Task directions:
Review the material line by line. Identify and copy every line that contains the string "true".

Supplied records:
______________________________
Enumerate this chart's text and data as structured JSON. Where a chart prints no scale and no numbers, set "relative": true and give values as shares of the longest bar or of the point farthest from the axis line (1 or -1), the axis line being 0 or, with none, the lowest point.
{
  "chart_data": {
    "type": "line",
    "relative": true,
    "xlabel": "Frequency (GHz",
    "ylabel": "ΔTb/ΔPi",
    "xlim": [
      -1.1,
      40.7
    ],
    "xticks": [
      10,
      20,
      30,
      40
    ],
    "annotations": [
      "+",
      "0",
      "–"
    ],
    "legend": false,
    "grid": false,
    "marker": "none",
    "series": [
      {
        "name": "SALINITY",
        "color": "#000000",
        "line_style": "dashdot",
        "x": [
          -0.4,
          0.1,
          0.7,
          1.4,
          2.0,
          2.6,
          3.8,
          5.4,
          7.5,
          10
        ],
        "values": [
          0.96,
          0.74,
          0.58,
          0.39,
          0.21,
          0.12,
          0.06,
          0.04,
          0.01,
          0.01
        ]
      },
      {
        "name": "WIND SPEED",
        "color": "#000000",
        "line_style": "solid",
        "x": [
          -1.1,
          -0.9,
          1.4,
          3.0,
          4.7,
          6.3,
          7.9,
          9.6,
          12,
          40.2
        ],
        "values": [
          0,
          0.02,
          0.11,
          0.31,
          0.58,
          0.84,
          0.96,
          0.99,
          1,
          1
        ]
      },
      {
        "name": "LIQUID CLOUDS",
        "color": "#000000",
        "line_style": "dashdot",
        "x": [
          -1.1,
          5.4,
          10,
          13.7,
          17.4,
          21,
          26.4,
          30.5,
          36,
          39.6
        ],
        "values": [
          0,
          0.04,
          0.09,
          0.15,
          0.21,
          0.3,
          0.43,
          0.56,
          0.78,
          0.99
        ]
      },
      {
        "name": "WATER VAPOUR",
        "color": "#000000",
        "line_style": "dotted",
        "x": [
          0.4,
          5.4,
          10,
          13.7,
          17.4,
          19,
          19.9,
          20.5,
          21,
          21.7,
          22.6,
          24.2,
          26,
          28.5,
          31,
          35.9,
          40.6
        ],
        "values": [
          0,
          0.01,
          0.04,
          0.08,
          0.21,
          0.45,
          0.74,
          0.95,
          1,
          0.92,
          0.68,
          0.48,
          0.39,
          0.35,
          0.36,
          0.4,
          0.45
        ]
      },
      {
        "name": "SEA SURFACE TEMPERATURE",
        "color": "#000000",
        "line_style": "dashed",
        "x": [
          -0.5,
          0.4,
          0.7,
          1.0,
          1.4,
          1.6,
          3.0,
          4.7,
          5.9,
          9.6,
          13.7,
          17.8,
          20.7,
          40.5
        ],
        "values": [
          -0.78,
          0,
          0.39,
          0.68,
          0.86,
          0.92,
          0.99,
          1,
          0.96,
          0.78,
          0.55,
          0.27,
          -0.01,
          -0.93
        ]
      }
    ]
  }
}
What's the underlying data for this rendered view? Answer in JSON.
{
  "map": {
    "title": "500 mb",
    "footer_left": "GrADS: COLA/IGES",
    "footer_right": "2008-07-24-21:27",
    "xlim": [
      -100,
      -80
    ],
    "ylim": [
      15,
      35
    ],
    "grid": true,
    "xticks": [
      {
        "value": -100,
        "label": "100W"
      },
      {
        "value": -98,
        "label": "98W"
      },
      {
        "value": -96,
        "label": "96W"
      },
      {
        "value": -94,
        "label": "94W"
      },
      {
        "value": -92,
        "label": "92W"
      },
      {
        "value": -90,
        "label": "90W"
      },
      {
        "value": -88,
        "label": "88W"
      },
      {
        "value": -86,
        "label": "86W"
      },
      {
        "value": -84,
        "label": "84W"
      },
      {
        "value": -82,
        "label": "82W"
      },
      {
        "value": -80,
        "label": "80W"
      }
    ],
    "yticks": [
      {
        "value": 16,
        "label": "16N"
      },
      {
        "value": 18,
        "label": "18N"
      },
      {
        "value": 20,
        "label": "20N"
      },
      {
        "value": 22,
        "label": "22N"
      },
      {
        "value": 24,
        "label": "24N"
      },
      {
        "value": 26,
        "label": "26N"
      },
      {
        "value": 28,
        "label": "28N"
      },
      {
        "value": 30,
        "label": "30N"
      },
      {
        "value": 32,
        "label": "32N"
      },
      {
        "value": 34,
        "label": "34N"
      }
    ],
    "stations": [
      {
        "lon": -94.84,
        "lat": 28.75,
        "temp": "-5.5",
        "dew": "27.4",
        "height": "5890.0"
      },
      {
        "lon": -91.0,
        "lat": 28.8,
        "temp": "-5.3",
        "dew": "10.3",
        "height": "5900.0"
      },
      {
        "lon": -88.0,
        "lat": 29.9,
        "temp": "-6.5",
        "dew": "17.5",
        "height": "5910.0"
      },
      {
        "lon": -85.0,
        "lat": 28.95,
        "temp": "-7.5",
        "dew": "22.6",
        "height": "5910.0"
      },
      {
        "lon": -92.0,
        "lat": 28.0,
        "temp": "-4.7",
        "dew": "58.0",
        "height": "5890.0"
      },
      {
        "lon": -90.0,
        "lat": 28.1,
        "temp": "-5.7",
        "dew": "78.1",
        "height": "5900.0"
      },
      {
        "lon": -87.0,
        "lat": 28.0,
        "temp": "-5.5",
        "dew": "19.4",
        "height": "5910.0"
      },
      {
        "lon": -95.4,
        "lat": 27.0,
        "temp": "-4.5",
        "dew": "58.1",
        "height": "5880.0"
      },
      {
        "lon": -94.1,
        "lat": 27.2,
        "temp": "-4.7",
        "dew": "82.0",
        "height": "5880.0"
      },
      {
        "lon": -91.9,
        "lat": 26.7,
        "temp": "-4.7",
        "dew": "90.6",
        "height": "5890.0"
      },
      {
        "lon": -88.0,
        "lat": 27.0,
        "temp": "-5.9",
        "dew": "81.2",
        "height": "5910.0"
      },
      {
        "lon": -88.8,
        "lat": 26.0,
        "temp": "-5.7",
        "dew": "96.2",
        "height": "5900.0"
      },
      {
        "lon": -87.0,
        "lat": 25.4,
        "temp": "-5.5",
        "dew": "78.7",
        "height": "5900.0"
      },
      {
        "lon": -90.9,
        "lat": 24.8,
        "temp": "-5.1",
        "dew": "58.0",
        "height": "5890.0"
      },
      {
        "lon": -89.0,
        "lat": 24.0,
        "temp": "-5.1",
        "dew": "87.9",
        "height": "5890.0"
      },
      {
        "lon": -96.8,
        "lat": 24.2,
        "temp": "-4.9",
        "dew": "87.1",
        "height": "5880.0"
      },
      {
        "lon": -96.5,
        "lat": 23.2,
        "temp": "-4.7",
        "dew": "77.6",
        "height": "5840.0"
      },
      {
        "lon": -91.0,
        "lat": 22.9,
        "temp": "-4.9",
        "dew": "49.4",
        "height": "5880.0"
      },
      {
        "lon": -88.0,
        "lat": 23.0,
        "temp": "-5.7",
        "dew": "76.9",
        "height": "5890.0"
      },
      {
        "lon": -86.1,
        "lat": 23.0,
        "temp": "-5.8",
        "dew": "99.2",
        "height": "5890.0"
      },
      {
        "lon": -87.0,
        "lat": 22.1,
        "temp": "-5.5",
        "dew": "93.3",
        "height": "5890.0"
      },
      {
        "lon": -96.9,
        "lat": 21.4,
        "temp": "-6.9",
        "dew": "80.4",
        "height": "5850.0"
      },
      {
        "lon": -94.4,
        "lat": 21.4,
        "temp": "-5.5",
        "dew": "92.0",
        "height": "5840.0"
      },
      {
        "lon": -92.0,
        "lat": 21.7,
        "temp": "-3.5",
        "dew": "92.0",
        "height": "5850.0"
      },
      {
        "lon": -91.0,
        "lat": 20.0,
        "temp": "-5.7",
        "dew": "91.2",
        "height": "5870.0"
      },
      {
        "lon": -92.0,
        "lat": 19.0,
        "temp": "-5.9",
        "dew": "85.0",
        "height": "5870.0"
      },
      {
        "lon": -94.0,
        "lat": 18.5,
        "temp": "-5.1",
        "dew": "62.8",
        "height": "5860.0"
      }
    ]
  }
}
______________________________
Solution to this problem:
Enumerate this chart's text and data as structured JSON. Where a chart prints no scale and no numbers, set "relative": true and give values as shares of the longest bar or of the point farthest from the axis line (1 or -1), the axis line being 0 or, with none, the lowest point.
    "relative": true,
    "grid": true,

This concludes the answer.